**What to produce:**
Pick out and copy every line below that has the word "программы".

**Extracted material:**
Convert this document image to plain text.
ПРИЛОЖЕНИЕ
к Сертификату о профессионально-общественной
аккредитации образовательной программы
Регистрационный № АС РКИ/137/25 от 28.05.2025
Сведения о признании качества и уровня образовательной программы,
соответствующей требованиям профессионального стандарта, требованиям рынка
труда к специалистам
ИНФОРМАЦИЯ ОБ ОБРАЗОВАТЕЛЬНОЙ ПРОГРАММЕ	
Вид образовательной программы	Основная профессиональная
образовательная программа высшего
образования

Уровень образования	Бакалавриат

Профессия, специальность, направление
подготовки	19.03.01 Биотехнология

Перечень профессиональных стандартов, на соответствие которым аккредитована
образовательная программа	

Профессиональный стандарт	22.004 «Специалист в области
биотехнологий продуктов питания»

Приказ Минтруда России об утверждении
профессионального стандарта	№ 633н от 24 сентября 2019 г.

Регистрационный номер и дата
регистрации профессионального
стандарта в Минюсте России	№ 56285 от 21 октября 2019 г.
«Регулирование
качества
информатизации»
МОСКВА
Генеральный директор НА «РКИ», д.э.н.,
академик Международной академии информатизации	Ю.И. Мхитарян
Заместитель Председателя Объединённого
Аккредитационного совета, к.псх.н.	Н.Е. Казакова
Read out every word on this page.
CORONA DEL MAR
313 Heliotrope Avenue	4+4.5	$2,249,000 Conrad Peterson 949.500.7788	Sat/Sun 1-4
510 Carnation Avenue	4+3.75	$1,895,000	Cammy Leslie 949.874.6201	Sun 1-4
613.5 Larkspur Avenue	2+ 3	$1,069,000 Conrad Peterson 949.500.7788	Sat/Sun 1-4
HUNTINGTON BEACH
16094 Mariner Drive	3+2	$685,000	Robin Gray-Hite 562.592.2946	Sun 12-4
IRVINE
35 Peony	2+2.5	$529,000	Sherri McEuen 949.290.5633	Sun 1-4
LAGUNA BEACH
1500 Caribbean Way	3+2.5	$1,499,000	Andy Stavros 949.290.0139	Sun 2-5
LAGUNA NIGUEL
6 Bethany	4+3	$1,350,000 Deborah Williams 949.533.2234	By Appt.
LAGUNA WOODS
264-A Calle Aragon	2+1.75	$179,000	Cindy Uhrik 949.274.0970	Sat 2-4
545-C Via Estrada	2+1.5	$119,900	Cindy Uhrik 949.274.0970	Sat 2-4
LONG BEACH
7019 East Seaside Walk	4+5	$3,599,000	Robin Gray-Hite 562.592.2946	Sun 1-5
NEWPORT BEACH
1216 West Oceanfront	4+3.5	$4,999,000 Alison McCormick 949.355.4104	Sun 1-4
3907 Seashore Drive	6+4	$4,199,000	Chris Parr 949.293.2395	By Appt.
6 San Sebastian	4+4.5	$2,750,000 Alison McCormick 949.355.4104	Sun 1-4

**Reply to the task:**
аккредитации образовательной программы
Сведения о признании качества и уровня образовательной программы,
Вид образовательной программы	Основная профессиональная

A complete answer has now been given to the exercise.